======== RECORD SET

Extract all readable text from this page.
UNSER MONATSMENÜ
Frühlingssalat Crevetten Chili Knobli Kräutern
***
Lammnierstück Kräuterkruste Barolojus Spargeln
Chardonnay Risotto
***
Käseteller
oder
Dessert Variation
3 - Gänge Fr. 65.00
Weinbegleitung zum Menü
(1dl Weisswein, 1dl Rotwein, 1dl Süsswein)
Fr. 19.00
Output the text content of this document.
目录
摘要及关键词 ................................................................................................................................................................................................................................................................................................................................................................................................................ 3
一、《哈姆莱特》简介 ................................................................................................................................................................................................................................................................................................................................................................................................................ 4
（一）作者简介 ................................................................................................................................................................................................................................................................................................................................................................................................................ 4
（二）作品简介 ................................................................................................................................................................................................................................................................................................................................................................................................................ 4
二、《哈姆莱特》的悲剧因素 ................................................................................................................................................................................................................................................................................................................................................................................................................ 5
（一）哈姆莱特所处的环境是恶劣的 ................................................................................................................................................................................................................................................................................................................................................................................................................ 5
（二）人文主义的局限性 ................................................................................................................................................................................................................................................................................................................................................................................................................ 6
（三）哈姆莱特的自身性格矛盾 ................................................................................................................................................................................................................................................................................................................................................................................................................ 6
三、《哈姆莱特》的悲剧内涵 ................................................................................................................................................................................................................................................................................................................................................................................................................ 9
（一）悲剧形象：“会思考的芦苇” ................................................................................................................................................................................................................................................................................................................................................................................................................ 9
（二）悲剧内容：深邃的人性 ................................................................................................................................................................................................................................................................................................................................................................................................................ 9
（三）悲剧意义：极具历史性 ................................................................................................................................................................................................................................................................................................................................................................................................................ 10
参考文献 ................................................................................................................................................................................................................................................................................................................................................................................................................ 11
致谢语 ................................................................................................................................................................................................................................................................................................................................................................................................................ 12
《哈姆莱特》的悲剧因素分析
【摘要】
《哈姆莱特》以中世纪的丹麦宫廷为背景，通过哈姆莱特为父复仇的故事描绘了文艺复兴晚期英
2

================

DIRECTIONS » Go through the listing above and restate it word for word.

SOLUTION »
Extract all readable text from this page.
UNSER MONATSMENÜ
Frühlingssalat Crevetten Chili Knobli Kräutern
***
Lammnierstück Kräuterkruste Barolojus Spargeln
Chardonnay Risotto
***
Käseteller
oder
Dessert Variation
3 - Gänge Fr. 65.00
Weinbegleitung zum Menü
(1dl Weisswein, 1dl Rotwein, 1dl Süsswein)
Fr. 19.00
Output the text content of this document.
目录
摘要及关键词 ................................................................................................................................................................................................................................................................................................................................................................................................................ 3
一、《哈姆莱特》简介 ................................................................................................................................................................................................................................................................................................................................................................................................................ 4
（一）作者简介 ................................................................................................................................................................................................................................................................................................................................................................................................................ 4
（二）作品简介 ................................................................................................................................................................................................................................................................................................................................................................................................................ 4
二、《哈姆莱特》的悲剧因素 ................................................................................................................................................................................................................................................................................................................................................................................................................ 5
（一）哈姆莱特所处的环境是恶劣的 ................................................................................................................................................................................................................................................................................................................................................................................................................ 5
（二）人文主义的局限性 ................................................................................................................................................................................................................................................................................................................................................................................................................ 6
（三）哈姆莱特的自身性格矛盾 ................................................................................................................................................................................................................................................................................................................................................................................................................ 6
三、《哈姆莱特》的悲剧内涵 ................................................................................................................................................................................................................................................................................................................................................................................................................ 9
（一）悲剧形象：“会思考的芦苇” ................................................................................................................................................................................................................................................................................................................................................................................................................ 9
（二）悲剧内容：深邃的人性 ................................................................................................................................................................................................................................................................................................................................................................................................................ 9
（三）悲剧意义：极具历史性 ................................................................................................................................................................................................................................................................................................................................................................................................................ 10
参考文献 ................................................................................................................................................................................................................................................................................................................................................................................................................ 11
致谢语 ................................................................................................................................................................................................................................................................................................................................................................................................................ 12
《哈姆莱特》的悲剧因素分析
【摘要】
《哈姆莱特》以中世纪的丹麦宫廷为背景，通过哈姆莱特为父复仇的故事描绘了文艺复兴晚期英
2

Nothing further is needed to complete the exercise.